GIVEN PASSAGE |
START
A C++ programming exercise: Calculate the first 4000 digits of PI in one second! (C++)

In these days, to me the hardest part of C++ practice is finding good and interesting programming practice problems. I learn the theoretical background of C++ programming day by day from various books, but it is not enough, I have to practice the things that I learn. Learning to program without programming is something like learning to drive without driving or learning to swim without swimming. Likely if you want to learn swim, you can’t avoid to hop into the water. And in the same way, if you want to be a good driver, you have to drive day and night.

And actually I don’t want to avoid the practice. The only problem, that the “write a simple movie Database in C++” and the similar common exercises are not very interesting after a while. Write a Matrix class, a Vector class, write a simple windowing system, write everything, what you wrote at least four or five times in the past – it is boring as hell. But once I loved the math and that’s why I find the calculation of the PI is at least a bit interesting. I made the decision that I would develop a small C++ object-oriented program that would be able to calculate the first 4000 digits of PI in one second.

I remembered that the problem was not very hard, but I didn’t make very much researches at the start of this project. Once I wrote a PI calculator in Turbo Pascal (and once I found a small and elegant Visual Basic program in the internet that calculated thousand digits of PI and wrote them into a TextBox), so I knew enough about to problem:

  1. It is easy to store the digits of long numbers in char arrays (in BCD format) and the implementation of the addition/multiplication/subtraction/division operators for char arrays is not very hard. Likely it is the easiest way to work with very long numbers.
END
WORK TO DO |
1. In the post about calculating PI, what performance goal was set for the C++ program?
2. Copy the post about calculating PI word for word, starting at "And actually I" and ending at "in one second.".
Rely solely on the post about calculating PI.

[Data drawn from a collection]
START
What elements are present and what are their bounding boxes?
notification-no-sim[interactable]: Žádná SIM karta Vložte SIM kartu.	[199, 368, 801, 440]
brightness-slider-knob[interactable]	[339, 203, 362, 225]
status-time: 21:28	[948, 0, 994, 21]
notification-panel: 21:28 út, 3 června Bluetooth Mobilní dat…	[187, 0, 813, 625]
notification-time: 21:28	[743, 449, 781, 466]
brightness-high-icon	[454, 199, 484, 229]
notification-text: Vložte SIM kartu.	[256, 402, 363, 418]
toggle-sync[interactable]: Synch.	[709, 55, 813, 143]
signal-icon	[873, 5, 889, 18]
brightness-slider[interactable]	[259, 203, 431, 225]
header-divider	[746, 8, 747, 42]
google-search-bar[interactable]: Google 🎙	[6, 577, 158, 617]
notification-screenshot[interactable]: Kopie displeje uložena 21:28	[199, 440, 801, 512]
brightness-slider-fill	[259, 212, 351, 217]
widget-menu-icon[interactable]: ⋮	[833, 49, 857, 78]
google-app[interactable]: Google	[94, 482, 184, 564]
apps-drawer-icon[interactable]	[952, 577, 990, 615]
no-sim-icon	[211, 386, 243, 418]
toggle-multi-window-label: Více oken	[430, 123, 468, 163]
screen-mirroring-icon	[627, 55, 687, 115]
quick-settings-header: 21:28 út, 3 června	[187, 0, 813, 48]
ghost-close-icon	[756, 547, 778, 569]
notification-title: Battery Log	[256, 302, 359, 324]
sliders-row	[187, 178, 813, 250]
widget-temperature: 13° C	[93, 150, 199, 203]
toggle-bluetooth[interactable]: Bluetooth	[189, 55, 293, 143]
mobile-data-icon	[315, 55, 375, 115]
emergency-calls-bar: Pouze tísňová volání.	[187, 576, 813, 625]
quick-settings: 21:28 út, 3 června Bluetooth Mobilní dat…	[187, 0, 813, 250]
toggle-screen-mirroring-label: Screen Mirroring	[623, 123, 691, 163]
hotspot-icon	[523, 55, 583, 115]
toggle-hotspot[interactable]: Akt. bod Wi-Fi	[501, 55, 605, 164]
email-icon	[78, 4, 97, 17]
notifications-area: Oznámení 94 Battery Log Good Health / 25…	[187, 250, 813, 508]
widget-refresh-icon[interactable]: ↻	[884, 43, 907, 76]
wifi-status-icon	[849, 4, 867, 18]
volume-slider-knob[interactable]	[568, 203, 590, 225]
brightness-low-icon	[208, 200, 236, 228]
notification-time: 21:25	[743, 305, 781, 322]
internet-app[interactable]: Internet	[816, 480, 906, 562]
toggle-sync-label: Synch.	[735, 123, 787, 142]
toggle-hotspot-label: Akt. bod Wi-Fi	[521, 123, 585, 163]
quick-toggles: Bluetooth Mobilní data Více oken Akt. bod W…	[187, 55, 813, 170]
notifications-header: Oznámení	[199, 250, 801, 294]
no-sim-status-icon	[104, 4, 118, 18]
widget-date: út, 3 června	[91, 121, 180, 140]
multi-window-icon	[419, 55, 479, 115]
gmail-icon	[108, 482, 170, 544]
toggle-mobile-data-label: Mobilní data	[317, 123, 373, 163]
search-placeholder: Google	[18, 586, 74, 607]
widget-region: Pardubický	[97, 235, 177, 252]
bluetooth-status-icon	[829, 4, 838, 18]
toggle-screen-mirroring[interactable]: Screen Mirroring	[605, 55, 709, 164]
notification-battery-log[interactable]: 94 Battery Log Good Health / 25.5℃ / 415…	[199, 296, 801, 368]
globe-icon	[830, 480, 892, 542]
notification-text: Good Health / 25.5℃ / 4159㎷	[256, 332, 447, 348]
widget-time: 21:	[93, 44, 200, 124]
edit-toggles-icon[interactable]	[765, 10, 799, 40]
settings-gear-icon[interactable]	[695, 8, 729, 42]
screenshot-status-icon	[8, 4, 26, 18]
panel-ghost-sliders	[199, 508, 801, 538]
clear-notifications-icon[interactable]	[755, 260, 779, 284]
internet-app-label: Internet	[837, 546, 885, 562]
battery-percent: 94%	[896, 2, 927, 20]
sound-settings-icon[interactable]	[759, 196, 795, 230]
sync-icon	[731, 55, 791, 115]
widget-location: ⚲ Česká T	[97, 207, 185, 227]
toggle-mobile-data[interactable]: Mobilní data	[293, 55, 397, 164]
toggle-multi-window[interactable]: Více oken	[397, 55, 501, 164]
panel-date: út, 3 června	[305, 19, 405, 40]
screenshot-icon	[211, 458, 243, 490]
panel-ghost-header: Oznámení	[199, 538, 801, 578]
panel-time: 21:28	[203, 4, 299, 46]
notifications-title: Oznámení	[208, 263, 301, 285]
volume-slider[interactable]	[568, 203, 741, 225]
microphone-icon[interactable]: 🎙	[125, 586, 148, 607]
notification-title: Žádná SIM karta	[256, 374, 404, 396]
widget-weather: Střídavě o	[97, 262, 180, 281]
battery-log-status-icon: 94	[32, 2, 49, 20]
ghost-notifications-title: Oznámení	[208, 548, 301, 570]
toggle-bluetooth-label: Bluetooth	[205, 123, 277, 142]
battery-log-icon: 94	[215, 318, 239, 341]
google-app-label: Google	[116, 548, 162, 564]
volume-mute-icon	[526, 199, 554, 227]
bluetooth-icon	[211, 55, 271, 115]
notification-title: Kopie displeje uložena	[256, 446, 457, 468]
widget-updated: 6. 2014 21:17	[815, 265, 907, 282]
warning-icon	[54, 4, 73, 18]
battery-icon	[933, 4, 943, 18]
END
START
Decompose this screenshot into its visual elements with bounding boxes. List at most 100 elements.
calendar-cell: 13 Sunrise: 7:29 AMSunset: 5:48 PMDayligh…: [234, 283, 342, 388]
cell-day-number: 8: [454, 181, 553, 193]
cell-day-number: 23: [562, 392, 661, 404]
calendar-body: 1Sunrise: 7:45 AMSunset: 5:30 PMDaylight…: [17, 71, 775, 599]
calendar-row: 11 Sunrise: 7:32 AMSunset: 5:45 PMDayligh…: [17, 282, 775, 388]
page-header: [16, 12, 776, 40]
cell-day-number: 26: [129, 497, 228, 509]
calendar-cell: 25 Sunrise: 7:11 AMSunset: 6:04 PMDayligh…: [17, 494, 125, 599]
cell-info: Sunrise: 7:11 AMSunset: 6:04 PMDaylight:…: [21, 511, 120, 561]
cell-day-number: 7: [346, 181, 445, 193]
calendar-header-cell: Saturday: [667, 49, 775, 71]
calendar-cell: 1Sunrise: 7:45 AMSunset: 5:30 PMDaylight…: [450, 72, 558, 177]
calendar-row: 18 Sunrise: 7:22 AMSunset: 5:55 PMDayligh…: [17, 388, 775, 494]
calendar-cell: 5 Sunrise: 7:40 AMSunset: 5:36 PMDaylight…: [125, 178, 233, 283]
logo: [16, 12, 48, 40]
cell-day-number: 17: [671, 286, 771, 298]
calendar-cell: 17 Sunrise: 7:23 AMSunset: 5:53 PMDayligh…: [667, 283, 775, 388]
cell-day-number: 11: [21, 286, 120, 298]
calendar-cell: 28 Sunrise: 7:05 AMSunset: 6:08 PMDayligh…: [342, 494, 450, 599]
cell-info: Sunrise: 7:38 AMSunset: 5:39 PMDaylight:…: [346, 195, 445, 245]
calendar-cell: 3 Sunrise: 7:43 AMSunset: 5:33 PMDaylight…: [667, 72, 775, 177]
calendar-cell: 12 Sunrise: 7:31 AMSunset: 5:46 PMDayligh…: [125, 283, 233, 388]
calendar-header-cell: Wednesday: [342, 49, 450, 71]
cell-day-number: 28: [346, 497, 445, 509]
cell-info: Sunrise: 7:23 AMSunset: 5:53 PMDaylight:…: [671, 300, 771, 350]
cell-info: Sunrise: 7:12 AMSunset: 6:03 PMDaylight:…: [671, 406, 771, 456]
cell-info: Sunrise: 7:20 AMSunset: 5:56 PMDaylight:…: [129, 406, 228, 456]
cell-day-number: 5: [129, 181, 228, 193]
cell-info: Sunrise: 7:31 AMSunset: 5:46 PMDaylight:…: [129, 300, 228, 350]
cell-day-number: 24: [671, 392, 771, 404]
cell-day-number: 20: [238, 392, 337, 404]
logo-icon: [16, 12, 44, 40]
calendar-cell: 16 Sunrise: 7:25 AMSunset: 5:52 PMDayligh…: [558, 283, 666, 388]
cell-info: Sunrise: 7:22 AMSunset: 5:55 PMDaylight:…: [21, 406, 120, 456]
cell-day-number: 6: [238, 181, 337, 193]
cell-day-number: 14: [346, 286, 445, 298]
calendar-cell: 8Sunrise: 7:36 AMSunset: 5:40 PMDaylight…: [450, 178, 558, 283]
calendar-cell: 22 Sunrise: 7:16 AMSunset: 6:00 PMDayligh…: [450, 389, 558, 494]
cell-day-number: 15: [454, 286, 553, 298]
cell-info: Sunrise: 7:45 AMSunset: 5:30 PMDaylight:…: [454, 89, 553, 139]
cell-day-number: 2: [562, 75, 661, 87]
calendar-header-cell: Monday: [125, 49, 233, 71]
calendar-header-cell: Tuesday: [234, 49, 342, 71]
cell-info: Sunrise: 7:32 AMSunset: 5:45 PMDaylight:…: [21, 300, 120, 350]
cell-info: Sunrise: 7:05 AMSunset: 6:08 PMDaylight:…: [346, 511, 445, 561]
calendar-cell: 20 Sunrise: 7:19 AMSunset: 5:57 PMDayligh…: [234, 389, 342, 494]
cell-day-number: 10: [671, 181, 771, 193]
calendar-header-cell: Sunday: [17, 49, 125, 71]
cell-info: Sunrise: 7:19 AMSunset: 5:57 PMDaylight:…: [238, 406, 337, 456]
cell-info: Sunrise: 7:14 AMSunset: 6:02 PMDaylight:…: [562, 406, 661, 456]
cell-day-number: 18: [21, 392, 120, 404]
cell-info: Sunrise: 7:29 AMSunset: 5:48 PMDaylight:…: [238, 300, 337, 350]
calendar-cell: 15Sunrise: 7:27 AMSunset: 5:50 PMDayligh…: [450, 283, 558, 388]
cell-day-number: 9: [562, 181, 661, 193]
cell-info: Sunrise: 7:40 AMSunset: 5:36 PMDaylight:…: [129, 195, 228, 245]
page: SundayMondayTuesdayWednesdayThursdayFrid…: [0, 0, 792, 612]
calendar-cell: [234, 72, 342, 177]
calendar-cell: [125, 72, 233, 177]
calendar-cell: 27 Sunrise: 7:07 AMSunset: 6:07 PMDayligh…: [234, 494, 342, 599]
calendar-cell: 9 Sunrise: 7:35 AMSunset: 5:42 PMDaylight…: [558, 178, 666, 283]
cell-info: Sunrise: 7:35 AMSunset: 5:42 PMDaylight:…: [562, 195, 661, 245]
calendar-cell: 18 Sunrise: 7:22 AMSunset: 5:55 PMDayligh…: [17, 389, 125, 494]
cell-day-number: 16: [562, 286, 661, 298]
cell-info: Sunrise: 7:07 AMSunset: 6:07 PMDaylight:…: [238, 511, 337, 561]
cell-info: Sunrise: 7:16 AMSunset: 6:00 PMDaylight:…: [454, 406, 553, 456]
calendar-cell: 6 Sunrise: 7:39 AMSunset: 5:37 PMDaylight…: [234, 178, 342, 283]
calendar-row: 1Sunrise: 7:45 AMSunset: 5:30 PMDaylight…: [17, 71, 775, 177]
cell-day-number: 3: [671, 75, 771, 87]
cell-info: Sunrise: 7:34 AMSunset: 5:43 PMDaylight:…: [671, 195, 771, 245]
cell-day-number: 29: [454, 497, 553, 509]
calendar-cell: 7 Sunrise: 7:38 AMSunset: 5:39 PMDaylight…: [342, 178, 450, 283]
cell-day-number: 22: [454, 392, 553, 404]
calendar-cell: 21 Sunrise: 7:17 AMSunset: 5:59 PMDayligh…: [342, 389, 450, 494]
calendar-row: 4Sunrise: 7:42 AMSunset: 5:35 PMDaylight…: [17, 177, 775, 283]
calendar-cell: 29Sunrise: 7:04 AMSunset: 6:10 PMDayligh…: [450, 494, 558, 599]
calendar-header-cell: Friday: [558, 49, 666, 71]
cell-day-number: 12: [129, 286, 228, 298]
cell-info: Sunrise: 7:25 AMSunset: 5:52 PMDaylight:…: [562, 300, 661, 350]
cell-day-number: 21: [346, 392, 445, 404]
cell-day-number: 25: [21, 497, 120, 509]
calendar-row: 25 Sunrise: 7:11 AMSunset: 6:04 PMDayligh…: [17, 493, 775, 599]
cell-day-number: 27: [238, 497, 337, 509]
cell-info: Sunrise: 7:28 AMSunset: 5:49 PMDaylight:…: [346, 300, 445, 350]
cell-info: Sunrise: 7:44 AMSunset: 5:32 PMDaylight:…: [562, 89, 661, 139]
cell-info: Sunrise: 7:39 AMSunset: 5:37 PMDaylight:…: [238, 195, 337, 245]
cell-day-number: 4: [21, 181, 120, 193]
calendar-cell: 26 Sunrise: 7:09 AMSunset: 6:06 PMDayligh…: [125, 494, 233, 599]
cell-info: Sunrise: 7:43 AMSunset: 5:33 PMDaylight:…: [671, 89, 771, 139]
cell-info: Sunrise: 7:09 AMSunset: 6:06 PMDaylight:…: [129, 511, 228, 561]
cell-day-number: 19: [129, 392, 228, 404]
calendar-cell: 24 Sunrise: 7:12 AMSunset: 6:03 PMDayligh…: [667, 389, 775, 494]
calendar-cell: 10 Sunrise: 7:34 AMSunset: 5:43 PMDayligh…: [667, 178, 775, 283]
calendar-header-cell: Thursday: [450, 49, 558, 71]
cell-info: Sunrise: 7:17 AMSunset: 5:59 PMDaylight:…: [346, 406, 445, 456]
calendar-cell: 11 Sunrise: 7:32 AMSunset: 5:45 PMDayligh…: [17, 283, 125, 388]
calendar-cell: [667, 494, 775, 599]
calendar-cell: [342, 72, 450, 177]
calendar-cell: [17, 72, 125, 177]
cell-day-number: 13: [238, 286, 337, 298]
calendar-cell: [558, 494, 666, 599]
END
ANSWERS FOR THE EXERCISE |
1. To calculate the first 4000 digits of PI in one second.

2.
And actually I don’t want to avoid the practice. The only problem, that the “write a simple movie Database in C++” and the similar common exercises are not very interesting after a while. Write a Matrix class, a Vector class, write a simple windowing system, write everything, what you wrote at least four or five times in the past – it is boring as hell. But once I loved the math and that’s why I find the calculation of the PI is at least a bit interesting. I made the decision that I would develop a small C++ object-oriented program that would be able to calculate the first 4000 digits of PI in one second.